===== INPUT RECORDS =====
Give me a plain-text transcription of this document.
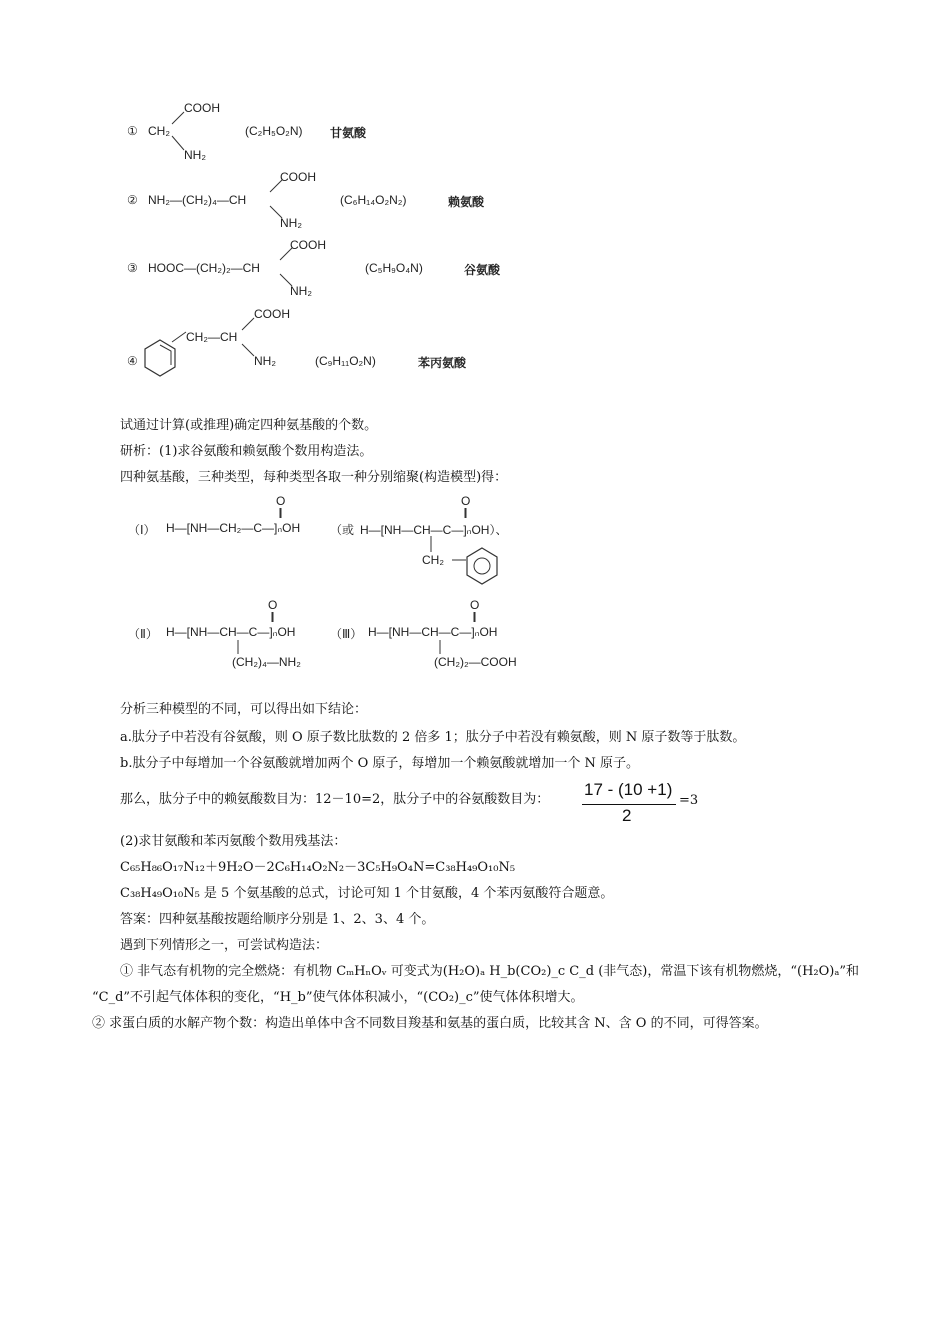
①
COOH
CH₂
NH₂
(C₂H₅O₂N) 甘氨酸
②
COOH
NH₂—(CH₂)₄—CH
NH₂
(C₆H₁₄O₂N₂)	赖氨酸
③
COOH
HOOC—(CH₂)₂—CH
NH₂
(C₅H₉O₄N)	谷氨酸
④
COOH
CH₂—CH
NH₂	(C₉H₁₁O₂N)	苯丙氨酸
试通过计算(或推理)确定四种氨基酸的个数。
研析：(1)求谷氨酸和赖氨酸个数用构造法。
四种氨基酸，三种类型，每种类型各取一种分别缩聚(构造模型)得：
（Ⅰ）
O
H—[NH—CH₂—C—]ₙOH （或
O
H—[NH—CH—C—]ₙOH）、
CH₂
（Ⅱ）
O
H—[NH—CH—C—]ₙOH
(CH₂)₄—NH₂
（Ⅲ）
O
H—[NH—CH—C—]ₙOH
(CH₂)₂—COOH
分析三种模型的不同，可以得出如下结论：
a.肽分子中若没有谷氨酸，则 O 原子数比肽数的 2 倍多 1；肽分子中若没有赖氨酸，则 N 原子数等于肽数。
b.肽分子中每增加一个谷氨酸就增加两个 O 原子，每增加一个赖氨酸就增加一个 N 原子。
那么，肽分子中的赖氨酸数目为：12－10=2，肽分子中的谷氨酸数目为：
17 - (10 +1)
2
=3
(2)求甘氨酸和苯丙氨酸个数用残基法：
C₆₅H₈₆O₁₇N₁₂＋9H₂O－2C₆H₁₄O₂N₂－3C₅H₉O₄N=C₃₈H₄₉O₁₀N₅
C₃₈H₄₉O₁₀N₅ 是 5 个氨基酸的总式，讨论可知 1 个甘氨酸，4 个苯丙氨酸符合题意。
答案：四种氨基酸按题给顺序分别是 1、2、3、4 个。
遇到下列情形之一，可尝试构造法：
① 非气态有机物的完全燃烧：有机物 CₘHₙOᵥ 可变式为(H₂O)ₐ H_b(CO₂)_c C_d (非气态)，常温下该有机物燃烧，“(H₂O)ₐ”和
“C_d”不引起气体体积的变化，“H_b”使气体体积减小，“(CO₂)_c”使气体体积增大。
② 求蛋白质的水解产物个数：构造出单体中含不同数目羧基和氨基的蛋白质，比较其含 N、含 O 的不同，可得答案。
=====
WHAT THIS TASK INVOLVES - From the entries above, extract each line containing "C₃₈H₄₉O₁₀N₅".

FULL ANSWER -
C₆₅H₈₆O₁₇N₁₂＋9H₂O－2C₆H₁₄O₂N₂－3C₅H₉O₄N=C₃₈H₄₉O₁₀N₅
C₃₈H₄₉O₁₀N₅ 是 5 个氨基酸的总式，讨论可知 1 个甘氨酸，4 个苯丙氨酸符合题意。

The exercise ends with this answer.